**TASK PROMPT:**
Repeat the listing below in full, exactly as it stands.

--- START ---

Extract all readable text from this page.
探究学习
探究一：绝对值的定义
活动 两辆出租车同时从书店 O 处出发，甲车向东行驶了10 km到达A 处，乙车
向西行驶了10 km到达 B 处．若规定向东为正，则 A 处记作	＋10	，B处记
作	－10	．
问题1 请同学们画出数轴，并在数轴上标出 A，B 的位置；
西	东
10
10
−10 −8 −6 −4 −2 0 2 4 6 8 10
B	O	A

--- END ---

**FINAL RESULT:**
Extract all readable text from this page.
探究学习
探究一：绝对值的定义
活动 两辆出租车同时从书店 O 处出发，甲车向东行驶了10 km到达A 处，乙车
向西行驶了10 km到达 B 处．若规定向东为正，则 A 处记作	＋10	，B处记
作	－10	．
问题1 请同学们画出数轴，并在数轴上标出 A，B 的位置；
西	东
10
10
−10 −8 −6 −4 −2 0 2 4 6 8 10
B	O	A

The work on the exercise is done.